--- TASK MATERIAL ---

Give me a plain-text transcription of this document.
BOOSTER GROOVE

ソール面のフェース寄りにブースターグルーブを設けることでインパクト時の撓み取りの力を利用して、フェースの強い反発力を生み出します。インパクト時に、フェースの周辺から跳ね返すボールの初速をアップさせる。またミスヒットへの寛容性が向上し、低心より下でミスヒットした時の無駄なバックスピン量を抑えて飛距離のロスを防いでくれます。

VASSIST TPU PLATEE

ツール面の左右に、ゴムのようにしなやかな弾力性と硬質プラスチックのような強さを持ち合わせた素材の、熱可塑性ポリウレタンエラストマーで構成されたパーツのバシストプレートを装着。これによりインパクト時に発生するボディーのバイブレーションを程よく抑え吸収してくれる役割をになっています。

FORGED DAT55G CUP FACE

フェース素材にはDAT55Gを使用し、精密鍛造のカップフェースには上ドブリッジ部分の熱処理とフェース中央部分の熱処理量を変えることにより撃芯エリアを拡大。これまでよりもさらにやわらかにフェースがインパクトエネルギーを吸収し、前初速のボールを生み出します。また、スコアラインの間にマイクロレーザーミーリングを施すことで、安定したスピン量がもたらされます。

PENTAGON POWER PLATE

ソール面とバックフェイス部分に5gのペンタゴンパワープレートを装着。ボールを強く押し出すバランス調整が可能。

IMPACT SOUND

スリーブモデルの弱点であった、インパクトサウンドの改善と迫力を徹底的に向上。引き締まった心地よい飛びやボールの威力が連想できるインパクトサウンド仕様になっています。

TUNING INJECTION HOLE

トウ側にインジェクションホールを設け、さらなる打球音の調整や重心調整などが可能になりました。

---

**WHAT NEEDS TO BE DONE**
Every line of the material must be returned exactly as it appears.

**SOLUTION TO THIS EXERCISE**
Give me a plain-text transcription of this document.
BOOSTER GROOVE

ソール面のフェース寄りにブースターグルーブを設けることでインパクト時の撓み取りの力を利用して、フェースの強い反発力を生み出します。インパクト時に、フェースの周辺から跳ね返すボールの初速をアップさせる。またミスヒットへの寛容性が向上し、低心より下でミスヒットした時の無駄なバックスピン量を抑えて飛距離のロスを防いでくれます。

VASSIST TPU PLATEE

ツール面の左右に、ゴムのようにしなやかな弾力性と硬質プラスチックのような強さを持ち合わせた素材の、熱可塑性ポリウレタンエラストマーで構成されたパーツのバシストプレートを装着。これによりインパクト時に発生するボディーのバイブレーションを程よく抑え吸収してくれる役割をになっています。

FORGED DAT55G CUP FACE

フェース素材にはDAT55Gを使用し、精密鍛造のカップフェースには上ドブリッジ部分の熱処理とフェース中央部分の熱処理量を変えることにより撃芯エリアを拡大。これまでよりもさらにやわらかにフェースがインパクトエネルギーを吸収し、前初速のボールを生み出します。また、スコアラインの間にマイクロレーザーミーリングを施すことで、安定したスピン量がもたらされます。

PENTAGON POWER PLATE

ソール面とバックフェイス部分に5gのペンタゴンパワープレートを装着。ボールを強く押し出すバランス調整が可能。

IMPACT SOUND

スリーブモデルの弱点であった、インパクトサウンドの改善と迫力を徹底的に向上。引き締まった心地よい飛びやボールの威力が連想できるインパクトサウンド仕様になっています。

TUNING INJECTION HOLE

トウ側にインジェクションホールを設け、さらなる打球音の調整や重心調整などが可能になりました。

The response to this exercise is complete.